START
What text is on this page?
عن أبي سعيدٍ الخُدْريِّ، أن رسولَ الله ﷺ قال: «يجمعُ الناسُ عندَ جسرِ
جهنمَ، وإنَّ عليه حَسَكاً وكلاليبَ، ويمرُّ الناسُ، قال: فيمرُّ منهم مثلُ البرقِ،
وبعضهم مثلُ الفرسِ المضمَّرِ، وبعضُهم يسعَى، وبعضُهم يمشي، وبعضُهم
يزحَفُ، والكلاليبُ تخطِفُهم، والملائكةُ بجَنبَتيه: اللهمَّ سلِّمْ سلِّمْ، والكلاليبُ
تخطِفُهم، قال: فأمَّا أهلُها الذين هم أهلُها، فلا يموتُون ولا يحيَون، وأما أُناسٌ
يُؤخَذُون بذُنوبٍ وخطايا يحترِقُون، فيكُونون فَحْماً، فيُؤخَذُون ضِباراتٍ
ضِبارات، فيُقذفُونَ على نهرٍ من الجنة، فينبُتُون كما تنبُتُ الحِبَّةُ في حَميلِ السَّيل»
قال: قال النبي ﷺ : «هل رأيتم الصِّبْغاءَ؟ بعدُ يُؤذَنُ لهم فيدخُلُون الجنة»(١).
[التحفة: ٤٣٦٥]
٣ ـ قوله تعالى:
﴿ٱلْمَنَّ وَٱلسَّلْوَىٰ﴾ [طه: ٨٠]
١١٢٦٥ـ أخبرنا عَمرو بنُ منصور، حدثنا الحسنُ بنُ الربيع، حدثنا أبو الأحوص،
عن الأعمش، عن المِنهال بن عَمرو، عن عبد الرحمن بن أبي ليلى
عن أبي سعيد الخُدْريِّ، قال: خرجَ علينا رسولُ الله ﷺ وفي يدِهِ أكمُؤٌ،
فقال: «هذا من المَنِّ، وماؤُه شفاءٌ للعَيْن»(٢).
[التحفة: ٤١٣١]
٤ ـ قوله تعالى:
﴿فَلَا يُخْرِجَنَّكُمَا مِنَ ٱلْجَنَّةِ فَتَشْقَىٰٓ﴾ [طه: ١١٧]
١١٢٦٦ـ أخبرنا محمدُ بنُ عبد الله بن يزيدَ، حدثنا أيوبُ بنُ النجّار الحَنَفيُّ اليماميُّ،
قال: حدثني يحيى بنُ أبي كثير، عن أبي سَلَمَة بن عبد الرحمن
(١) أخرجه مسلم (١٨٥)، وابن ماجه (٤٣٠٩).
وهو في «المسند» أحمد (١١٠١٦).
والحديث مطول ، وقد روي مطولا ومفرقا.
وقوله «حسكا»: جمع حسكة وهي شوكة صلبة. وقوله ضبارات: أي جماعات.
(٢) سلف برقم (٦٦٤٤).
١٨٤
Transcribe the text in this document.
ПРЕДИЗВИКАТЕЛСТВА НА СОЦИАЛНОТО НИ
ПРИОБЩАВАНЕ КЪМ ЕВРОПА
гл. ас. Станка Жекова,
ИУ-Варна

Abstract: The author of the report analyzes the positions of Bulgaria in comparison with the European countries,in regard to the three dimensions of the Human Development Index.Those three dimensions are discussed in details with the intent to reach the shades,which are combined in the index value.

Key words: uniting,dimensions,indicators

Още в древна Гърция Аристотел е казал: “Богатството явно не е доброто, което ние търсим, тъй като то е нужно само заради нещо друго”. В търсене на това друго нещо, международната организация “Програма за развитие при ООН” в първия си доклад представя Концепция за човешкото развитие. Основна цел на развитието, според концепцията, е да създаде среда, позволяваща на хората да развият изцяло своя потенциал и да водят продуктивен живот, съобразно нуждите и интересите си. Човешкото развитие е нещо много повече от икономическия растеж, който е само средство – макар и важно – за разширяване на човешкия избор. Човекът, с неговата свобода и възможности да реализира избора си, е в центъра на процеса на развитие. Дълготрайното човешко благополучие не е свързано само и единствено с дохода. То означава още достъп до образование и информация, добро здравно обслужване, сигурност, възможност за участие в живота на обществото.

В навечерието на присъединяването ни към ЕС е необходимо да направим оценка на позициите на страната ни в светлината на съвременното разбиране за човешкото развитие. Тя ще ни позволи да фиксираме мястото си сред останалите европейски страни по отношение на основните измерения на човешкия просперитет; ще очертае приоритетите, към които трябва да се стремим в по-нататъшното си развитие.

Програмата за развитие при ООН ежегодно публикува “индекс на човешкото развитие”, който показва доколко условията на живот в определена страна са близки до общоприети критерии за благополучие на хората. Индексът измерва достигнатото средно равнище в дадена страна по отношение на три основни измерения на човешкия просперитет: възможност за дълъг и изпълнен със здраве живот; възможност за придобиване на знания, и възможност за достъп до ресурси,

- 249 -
END
_OBJECTIVE_. Check each line of the material above for "سعيد" and say how many lines contain it, giving the number alone.

_WORKED ANSWER_. 2